-- WHAT YOU NEED TO DO --
Beginning with the line that contains "Give me a plain-text", extract each line through the end of the listing below, with no additions or omissions.

++++++++++++++++++++

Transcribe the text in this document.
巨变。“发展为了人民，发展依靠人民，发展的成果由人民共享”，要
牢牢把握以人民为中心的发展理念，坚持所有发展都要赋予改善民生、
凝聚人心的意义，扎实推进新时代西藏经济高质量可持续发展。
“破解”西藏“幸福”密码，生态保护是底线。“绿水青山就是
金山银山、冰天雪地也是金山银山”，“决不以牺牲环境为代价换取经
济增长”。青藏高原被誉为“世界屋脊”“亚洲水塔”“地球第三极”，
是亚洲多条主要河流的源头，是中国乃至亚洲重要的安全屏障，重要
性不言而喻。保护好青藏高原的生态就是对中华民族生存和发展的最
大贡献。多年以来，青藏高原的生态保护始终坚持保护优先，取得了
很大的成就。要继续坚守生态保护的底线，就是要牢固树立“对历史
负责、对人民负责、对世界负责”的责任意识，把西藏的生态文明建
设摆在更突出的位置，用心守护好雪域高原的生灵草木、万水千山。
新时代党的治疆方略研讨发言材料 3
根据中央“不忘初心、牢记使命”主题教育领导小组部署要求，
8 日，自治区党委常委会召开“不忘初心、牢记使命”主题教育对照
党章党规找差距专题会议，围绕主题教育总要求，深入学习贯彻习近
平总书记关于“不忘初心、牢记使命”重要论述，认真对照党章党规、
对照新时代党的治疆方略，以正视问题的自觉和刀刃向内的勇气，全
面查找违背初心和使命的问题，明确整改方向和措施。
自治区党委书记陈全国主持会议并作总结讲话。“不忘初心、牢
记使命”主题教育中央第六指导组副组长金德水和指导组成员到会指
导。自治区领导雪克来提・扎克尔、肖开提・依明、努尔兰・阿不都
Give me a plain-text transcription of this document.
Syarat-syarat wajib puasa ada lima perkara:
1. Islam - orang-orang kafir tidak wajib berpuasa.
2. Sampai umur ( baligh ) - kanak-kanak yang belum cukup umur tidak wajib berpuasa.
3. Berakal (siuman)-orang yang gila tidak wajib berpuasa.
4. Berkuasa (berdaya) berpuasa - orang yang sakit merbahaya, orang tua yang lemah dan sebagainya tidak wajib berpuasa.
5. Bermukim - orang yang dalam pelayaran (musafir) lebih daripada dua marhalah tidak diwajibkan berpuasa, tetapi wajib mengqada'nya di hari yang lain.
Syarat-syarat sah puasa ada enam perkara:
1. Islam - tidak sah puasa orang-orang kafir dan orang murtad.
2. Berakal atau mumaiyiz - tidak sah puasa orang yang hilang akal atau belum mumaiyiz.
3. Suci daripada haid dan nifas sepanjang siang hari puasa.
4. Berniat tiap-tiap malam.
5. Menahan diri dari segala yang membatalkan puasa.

++++++++++++++++++++

-- EXPECTED ANSWER --
Give me a plain-text transcription of this document.
Syarat-syarat wajib puasa ada lima perkara:
1. Islam - orang-orang kafir tidak wajib berpuasa.
2. Sampai umur ( baligh ) - kanak-kanak yang belum cukup umur tidak wajib berpuasa.
3. Berakal (siuman)-orang yang gila tidak wajib berpuasa.
4. Berkuasa (berdaya) berpuasa - orang yang sakit merbahaya, orang tua yang lemah dan sebagainya tidak wajib berpuasa.
5. Bermukim - orang yang dalam pelayaran (musafir) lebih daripada dua marhalah tidak diwajibkan berpuasa, tetapi wajib mengqada'nya di hari yang lain.
Syarat-syarat sah puasa ada enam perkara:
1. Islam - tidak sah puasa orang-orang kafir dan orang murtad.
2. Berakal atau mumaiyiz - tidak sah puasa orang yang hilang akal atau belum mumaiyiz.
3. Suci daripada haid dan nifas sepanjang siang hari puasa.
4. Berniat tiap-tiap malam.
5. Menahan diri dari segala yang membatalkan puasa.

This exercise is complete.